::: RECORD EXTRACTS

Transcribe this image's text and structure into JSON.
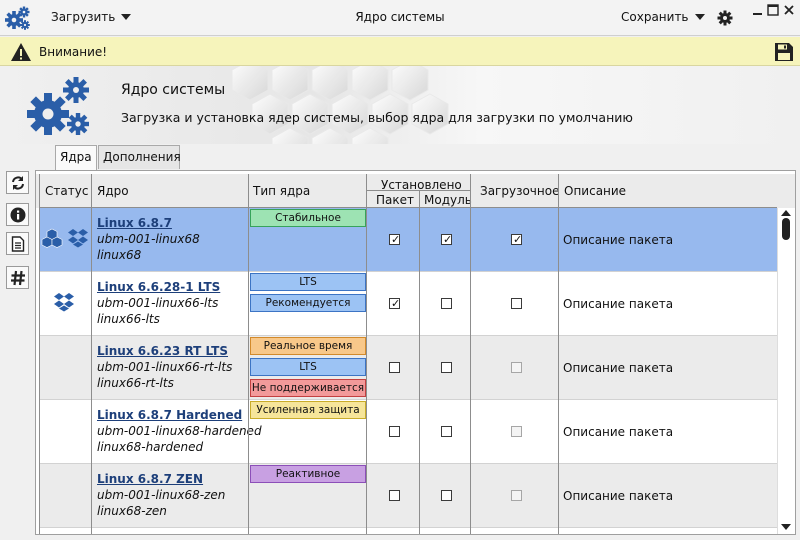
{
  "titlebar": {
    "load_label": "Загрузить",
    "title": "Ядро системы",
    "save_label": "Сохранить"
  },
  "warning": {
    "text": "Внимание!"
  },
  "banner": {
    "title": "Ядро системы",
    "description": "Загрузка и установка ядер системы, выбор ядра для загрузки по умолчанию"
  },
  "tabs": [
    {
      "label": "Ядра",
      "active": true
    },
    {
      "label": "Дополнения",
      "active": false
    }
  ],
  "left_toolbar": [
    "refresh-icon",
    "info-icon",
    "document-icon",
    "hash-icon"
  ],
  "table": {
    "headers": {
      "status": "Статус",
      "kernel": "Ядро",
      "type": "Тип ядра",
      "installed": "Установлено",
      "package": "Пакет",
      "module": "Модуль",
      "boot": "Загрузочное",
      "description": "Описание"
    },
    "rows": [
      {
        "name": "Linux 6.8.7",
        "pkg": "ubm-001-linux68",
        "module": "linux68",
        "badges": [
          {
            "label": "Стабильное",
            "kind": "stable"
          }
        ],
        "status_icons": [
          "boxes-icon",
          "dropbox-icon"
        ],
        "pkg_checked": true,
        "mod_checked": true,
        "boot_checked": true,
        "boot_enabled": true,
        "description": "Описание пакета",
        "selected": true
      },
      {
        "name": "Linux 6.6.28-1 LTS",
        "pkg": "ubm-001-linux66-lts",
        "module": "linux66-lts",
        "badges": [
          {
            "label": "LTS",
            "kind": "lts"
          },
          {
            "label": "Рекомендуется",
            "kind": "lts"
          }
        ],
        "status_icons": [
          "dropbox-icon"
        ],
        "pkg_checked": true,
        "mod_checked": false,
        "boot_checked": false,
        "boot_enabled": true,
        "description": "Описание пакета",
        "selected": false
      },
      {
        "name": "Linux 6.6.23 RT LTS",
        "pkg": "ubm-001-linux66-rt-lts",
        "module": "linux66-rt-lts",
        "badges": [
          {
            "label": "Реальное время",
            "kind": "rt"
          },
          {
            "label": "LTS",
            "kind": "lts"
          },
          {
            "label": "Не поддерживается",
            "kind": "nosup"
          }
        ],
        "status_icons": [],
        "pkg_checked": false,
        "mod_checked": false,
        "boot_checked": false,
        "boot_enabled": false,
        "description": "Описание пакета",
        "selected": false
      },
      {
        "name": "Linux 6.8.7 Hardened",
        "pkg": "ubm-001-linux68-hardened",
        "module": "linux68-hardened",
        "badges": [
          {
            "label": "Усиленная защита",
            "kind": "hard"
          }
        ],
        "status_icons": [],
        "pkg_checked": false,
        "mod_checked": false,
        "boot_checked": false,
        "boot_enabled": false,
        "description": "Описание пакета",
        "selected": false
      },
      {
        "name": "Linux 6.8.7 ZEN",
        "pkg": "ubm-001-linux68-zen",
        "module": "linux68-zen",
        "badges": [
          {
            "label": "Реактивное",
            "kind": "react"
          }
        ],
        "status_icons": [],
        "pkg_checked": false,
        "mod_checked": false,
        "boot_checked": false,
        "boot_enabled": false,
        "description": "Описание пакета",
        "selected": false
      }
    ]
  },
  "colors": {
    "selected_row": "#97b9ee",
    "warning_bar": "#f6f4bb",
    "link": "#1d3f7a",
    "icon_blue": "#2a5ea8"
  }
}
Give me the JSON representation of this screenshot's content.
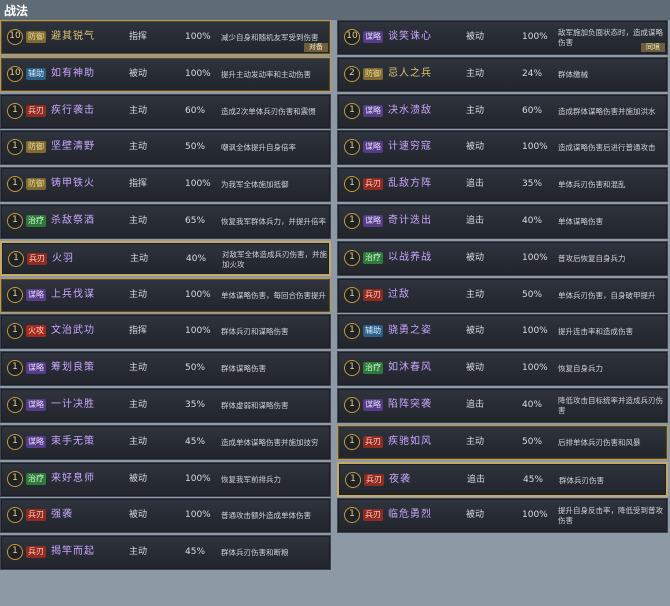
{
  "header": {
    "title": "战法"
  },
  "left": [
    {
      "level": "10",
      "type": "防御",
      "type_cls": "t-fangyu",
      "name": "避其锐气",
      "name_cls": "n-gold",
      "cat": "指挥",
      "rate": "100%",
      "desc": "减少自身和随机友军受到伤害",
      "tag": "对备",
      "frame": "gold"
    },
    {
      "level": "10",
      "type": "辅助",
      "type_cls": "t-fuzhu",
      "name": "如有神助",
      "name_cls": "n-purple",
      "cat": "被动",
      "rate": "100%",
      "desc": "提升主动发动率和主动伤害",
      "tag": "",
      "frame": "gold"
    },
    {
      "level": "1",
      "type": "兵刃",
      "type_cls": "t-bingren",
      "name": "疾行袭击",
      "name_cls": "n-purple",
      "cat": "主动",
      "rate": "60%",
      "desc": "造成2次单体兵刃伤害和震慑",
      "tag": "",
      "frame": ""
    },
    {
      "level": "1",
      "type": "防御",
      "type_cls": "t-fangyu",
      "name": "坚壁清野",
      "name_cls": "n-purple",
      "cat": "主动",
      "rate": "50%",
      "desc": "嘲讽全体提升自身倍率",
      "tag": "",
      "frame": ""
    },
    {
      "level": "1",
      "type": "防御",
      "type_cls": "t-fangyu",
      "name": "铸甲铁火",
      "name_cls": "n-purple",
      "cat": "指挥",
      "rate": "100%",
      "desc": "为我军全体施加抵御",
      "tag": "",
      "frame": ""
    },
    {
      "level": "1",
      "type": "治疗",
      "type_cls": "t-zhiliao",
      "name": "杀敌祭酒",
      "name_cls": "n-purple",
      "cat": "主动",
      "rate": "65%",
      "desc": "恢复我军群体兵力，并提升倍率",
      "tag": "",
      "frame": ""
    },
    {
      "level": "1",
      "type": "兵刃",
      "type_cls": "t-bingren",
      "name": "火羽",
      "name_cls": "n-purple",
      "cat": "主动",
      "rate": "40%",
      "desc": "对敌军全体造成兵刃伤害，并施加火攻",
      "tag": "",
      "frame": "gold-strong"
    },
    {
      "level": "1",
      "type": "谋略",
      "type_cls": "t-moulue",
      "name": "上兵伐谋",
      "name_cls": "n-purple",
      "cat": "主动",
      "rate": "100%",
      "desc": "单体谋略伤害，每回合伤害提升",
      "tag": "",
      "frame": "gold"
    },
    {
      "level": "1",
      "type": "火攻",
      "type_cls": "t-huogong",
      "name": "文治武功",
      "name_cls": "n-purple",
      "cat": "指挥",
      "rate": "100%",
      "desc": "群体兵刃和谋略伤害",
      "tag": "",
      "frame": ""
    },
    {
      "level": "1",
      "type": "谋略",
      "type_cls": "t-moulue",
      "name": "筹划良策",
      "name_cls": "n-purple",
      "cat": "主动",
      "rate": "50%",
      "desc": "群体谋略伤害",
      "tag": "",
      "frame": ""
    },
    {
      "level": "1",
      "type": "谋略",
      "type_cls": "t-moulue",
      "name": "一计决胜",
      "name_cls": "n-purple",
      "cat": "主动",
      "rate": "35%",
      "desc": "群体虚弱和谋略伤害",
      "tag": "",
      "frame": ""
    },
    {
      "level": "1",
      "type": "谋略",
      "type_cls": "t-moulue",
      "name": "束手无策",
      "name_cls": "n-purple",
      "cat": "主动",
      "rate": "45%",
      "desc": "造成单体谋略伤害并施加技穷",
      "tag": "",
      "frame": ""
    },
    {
      "level": "1",
      "type": "治疗",
      "type_cls": "t-zhiliao",
      "name": "来好息师",
      "name_cls": "n-purple",
      "cat": "被动",
      "rate": "100%",
      "desc": "恢复我军前排兵力",
      "tag": "",
      "frame": ""
    },
    {
      "level": "1",
      "type": "兵刃",
      "type_cls": "t-bingren",
      "name": "强袭",
      "name_cls": "n-purple",
      "cat": "被动",
      "rate": "100%",
      "desc": "普通攻击额外造成单体伤害",
      "tag": "",
      "frame": ""
    },
    {
      "level": "1",
      "type": "兵刃",
      "type_cls": "t-bingren",
      "name": "揭竿而起",
      "name_cls": "n-purple",
      "cat": "主动",
      "rate": "45%",
      "desc": "群体兵刃伤害和断粮",
      "tag": "",
      "frame": ""
    }
  ],
  "right": [
    {
      "level": "10",
      "type": "谋略",
      "type_cls": "t-moulue",
      "name": "谈笑诛心",
      "name_cls": "n-purple",
      "cat": "被动",
      "rate": "100%",
      "desc": "敌军施加负面状态时，造成谋略伤害",
      "tag": "同境",
      "frame": ""
    },
    {
      "level": "2",
      "type": "防御",
      "type_cls": "t-fangyu",
      "name": "忌人之兵",
      "name_cls": "n-gold",
      "cat": "主动",
      "rate": "24%",
      "desc": "群体缴械",
      "tag": "",
      "frame": ""
    },
    {
      "level": "1",
      "type": "谋略",
      "type_cls": "t-moulue",
      "name": "决水溃敌",
      "name_cls": "n-purple",
      "cat": "主动",
      "rate": "60%",
      "desc": "造成群体谋略伤害并施加洪水",
      "tag": "",
      "frame": ""
    },
    {
      "level": "1",
      "type": "谋略",
      "type_cls": "t-moulue",
      "name": "计速穷寇",
      "name_cls": "n-purple",
      "cat": "被动",
      "rate": "100%",
      "desc": "造成谋略伤害后进行普通攻击",
      "tag": "",
      "frame": ""
    },
    {
      "level": "1",
      "type": "兵刃",
      "type_cls": "t-bingren",
      "name": "乱敌方阵",
      "name_cls": "n-purple",
      "cat": "追击",
      "rate": "35%",
      "desc": "单体兵刃伤害和混乱",
      "tag": "",
      "frame": ""
    },
    {
      "level": "1",
      "type": "谋略",
      "type_cls": "t-moulue",
      "name": "奇计迭出",
      "name_cls": "n-purple",
      "cat": "追击",
      "rate": "40%",
      "desc": "单体谋略伤害",
      "tag": "",
      "frame": ""
    },
    {
      "level": "1",
      "type": "治疗",
      "type_cls": "t-zhiliao",
      "name": "以战养战",
      "name_cls": "n-purple",
      "cat": "被动",
      "rate": "100%",
      "desc": "普攻后恢复自身兵力",
      "tag": "",
      "frame": ""
    },
    {
      "level": "1",
      "type": "兵刃",
      "type_cls": "t-bingren",
      "name": "过敌",
      "name_cls": "n-purple",
      "cat": "主动",
      "rate": "50%",
      "desc": "单体兵刃伤害，自身破甲提升",
      "tag": "",
      "frame": ""
    },
    {
      "level": "1",
      "type": "辅助",
      "type_cls": "t-fuzhu",
      "name": "骁勇之姿",
      "name_cls": "n-purple",
      "cat": "被动",
      "rate": "100%",
      "desc": "提升连击率和造成伤害",
      "tag": "",
      "frame": ""
    },
    {
      "level": "1",
      "type": "治疗",
      "type_cls": "t-zhiliao",
      "name": "如沐春风",
      "name_cls": "n-purple",
      "cat": "被动",
      "rate": "100%",
      "desc": "恢复自身兵力",
      "tag": "",
      "frame": ""
    },
    {
      "level": "1",
      "type": "谋略",
      "type_cls": "t-moulue",
      "name": "陷阵突袭",
      "name_cls": "n-purple",
      "cat": "追击",
      "rate": "40%",
      "desc": "降低攻击目标统率并造成兵刃伤害",
      "tag": "",
      "frame": ""
    },
    {
      "level": "1",
      "type": "兵刃",
      "type_cls": "t-bingren",
      "name": "疾驰如风",
      "name_cls": "n-purple",
      "cat": "主动",
      "rate": "50%",
      "desc": "后排单体兵刃伤害和风暴",
      "tag": "",
      "frame": "gold"
    },
    {
      "level": "1",
      "type": "兵刃",
      "type_cls": "t-bingren",
      "name": "夜袭",
      "name_cls": "n-purple",
      "cat": "追击",
      "rate": "45%",
      "desc": "群体兵刃伤害",
      "tag": "",
      "frame": "gold-strong"
    },
    {
      "level": "1",
      "type": "兵刃",
      "type_cls": "t-bingren",
      "name": "临危勇烈",
      "name_cls": "n-purple",
      "cat": "被动",
      "rate": "100%",
      "desc": "提升自身反击率，降低受到普攻伤害",
      "tag": "",
      "frame": ""
    }
  ]
}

::::::

▶ SET TASK: List the lines of the material in which the word "module" occurs.

▶ TASK OUTPUT:
      "module": "Модуль",
        "module": "linux68",
        "module": "linux66-lts",
        "module": "linux66-rt-lts",
        "module": "linux68-hardened",
        "module": "linux68-zen",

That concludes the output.